• [WHAT THE TASK REQUIRES]:
Every line that contains the word "muss" should be copied out.

Data records
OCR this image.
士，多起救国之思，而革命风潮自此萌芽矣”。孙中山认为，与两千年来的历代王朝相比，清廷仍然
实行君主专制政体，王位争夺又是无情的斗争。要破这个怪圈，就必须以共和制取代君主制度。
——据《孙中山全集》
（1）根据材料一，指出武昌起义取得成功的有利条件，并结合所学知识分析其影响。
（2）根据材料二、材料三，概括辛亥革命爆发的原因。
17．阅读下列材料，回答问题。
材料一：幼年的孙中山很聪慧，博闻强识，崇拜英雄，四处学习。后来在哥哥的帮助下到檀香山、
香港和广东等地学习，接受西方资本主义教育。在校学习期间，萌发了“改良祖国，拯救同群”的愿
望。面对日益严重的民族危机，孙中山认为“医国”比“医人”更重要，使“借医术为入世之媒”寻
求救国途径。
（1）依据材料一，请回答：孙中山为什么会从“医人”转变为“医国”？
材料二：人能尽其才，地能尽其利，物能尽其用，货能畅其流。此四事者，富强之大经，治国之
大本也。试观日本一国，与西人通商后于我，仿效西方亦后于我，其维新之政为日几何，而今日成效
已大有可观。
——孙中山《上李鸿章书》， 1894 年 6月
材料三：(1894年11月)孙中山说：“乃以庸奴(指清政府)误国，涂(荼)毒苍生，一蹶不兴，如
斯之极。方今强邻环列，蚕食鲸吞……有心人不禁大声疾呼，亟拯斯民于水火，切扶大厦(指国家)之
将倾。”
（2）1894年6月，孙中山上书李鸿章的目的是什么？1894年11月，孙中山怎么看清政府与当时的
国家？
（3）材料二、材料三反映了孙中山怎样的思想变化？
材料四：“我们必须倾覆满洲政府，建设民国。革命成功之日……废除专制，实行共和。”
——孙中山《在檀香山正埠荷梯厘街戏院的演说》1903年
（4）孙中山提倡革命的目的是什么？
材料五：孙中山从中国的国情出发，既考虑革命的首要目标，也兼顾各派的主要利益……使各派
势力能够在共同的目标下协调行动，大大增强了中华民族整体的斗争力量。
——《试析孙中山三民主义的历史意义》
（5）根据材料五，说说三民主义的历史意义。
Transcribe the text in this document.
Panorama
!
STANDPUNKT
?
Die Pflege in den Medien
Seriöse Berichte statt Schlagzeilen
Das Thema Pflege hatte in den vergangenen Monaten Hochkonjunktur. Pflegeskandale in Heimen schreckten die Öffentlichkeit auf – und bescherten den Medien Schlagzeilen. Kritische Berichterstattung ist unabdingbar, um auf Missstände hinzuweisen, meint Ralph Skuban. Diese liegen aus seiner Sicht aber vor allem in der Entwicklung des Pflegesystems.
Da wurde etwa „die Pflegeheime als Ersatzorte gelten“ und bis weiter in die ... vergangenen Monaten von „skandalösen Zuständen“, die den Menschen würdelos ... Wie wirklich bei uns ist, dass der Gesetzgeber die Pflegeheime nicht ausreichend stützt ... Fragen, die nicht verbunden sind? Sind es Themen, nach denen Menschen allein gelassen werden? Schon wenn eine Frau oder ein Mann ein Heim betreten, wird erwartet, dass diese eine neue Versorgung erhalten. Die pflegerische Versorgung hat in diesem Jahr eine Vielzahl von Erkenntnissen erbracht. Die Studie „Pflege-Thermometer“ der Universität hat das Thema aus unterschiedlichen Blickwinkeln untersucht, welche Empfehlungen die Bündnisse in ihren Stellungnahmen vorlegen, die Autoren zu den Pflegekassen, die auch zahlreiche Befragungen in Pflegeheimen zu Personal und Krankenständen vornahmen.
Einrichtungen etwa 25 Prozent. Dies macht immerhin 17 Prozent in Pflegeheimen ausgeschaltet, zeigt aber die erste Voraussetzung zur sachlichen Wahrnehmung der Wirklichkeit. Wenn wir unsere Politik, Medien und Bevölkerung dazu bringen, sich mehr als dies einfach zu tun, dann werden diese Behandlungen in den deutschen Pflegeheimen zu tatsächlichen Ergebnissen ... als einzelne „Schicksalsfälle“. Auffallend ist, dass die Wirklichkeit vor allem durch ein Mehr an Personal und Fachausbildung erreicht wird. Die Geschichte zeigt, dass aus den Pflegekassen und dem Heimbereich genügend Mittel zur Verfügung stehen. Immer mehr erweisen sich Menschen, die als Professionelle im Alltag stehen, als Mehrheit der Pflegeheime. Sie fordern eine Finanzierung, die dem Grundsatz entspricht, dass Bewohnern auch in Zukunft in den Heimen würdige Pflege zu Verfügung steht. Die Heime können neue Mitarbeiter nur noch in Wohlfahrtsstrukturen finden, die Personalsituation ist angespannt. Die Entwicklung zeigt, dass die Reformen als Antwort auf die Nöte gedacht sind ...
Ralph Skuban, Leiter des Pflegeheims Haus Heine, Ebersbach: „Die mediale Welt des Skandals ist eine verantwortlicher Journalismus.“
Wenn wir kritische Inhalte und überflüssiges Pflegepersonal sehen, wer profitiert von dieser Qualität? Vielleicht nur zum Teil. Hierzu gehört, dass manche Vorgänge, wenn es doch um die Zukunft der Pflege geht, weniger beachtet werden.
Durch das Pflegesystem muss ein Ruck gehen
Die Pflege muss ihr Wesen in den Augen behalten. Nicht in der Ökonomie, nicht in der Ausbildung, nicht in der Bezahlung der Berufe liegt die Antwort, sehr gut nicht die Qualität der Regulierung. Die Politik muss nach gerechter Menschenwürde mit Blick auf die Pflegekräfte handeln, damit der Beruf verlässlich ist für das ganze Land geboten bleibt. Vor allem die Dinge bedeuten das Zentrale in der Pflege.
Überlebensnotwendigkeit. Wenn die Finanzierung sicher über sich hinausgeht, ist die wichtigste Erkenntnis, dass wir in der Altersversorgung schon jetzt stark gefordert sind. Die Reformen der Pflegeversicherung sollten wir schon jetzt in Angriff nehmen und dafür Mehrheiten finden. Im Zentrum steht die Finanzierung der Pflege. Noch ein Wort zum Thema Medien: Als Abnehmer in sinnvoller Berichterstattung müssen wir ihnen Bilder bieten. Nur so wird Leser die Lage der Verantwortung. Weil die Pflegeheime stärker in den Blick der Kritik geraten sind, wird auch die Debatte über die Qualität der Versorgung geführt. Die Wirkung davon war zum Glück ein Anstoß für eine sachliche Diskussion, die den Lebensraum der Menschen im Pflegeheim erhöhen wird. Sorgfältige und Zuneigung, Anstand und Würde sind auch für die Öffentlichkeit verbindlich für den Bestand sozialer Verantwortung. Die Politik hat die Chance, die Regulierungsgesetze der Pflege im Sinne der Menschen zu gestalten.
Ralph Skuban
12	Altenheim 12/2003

• [TASK SOLUTION]:
Durch das Pflegesystem muss ein Ruck gehen
Die Pflege muss ihr Wesen in den Augen behalten. Nicht in der Ökonomie, nicht in der Ausbildung, nicht in der Bezahlung der Berufe liegt die Antwort, sehr gut nicht die Qualität der Regulierung. Die Politik muss nach gerechter Menschenwürde mit Blick auf die Pflegekräfte handeln, damit der Beruf verlässlich ist für das ganze Land geboten bleibt. Vor allem die Dinge bedeuten das Zentrale in der Pflege.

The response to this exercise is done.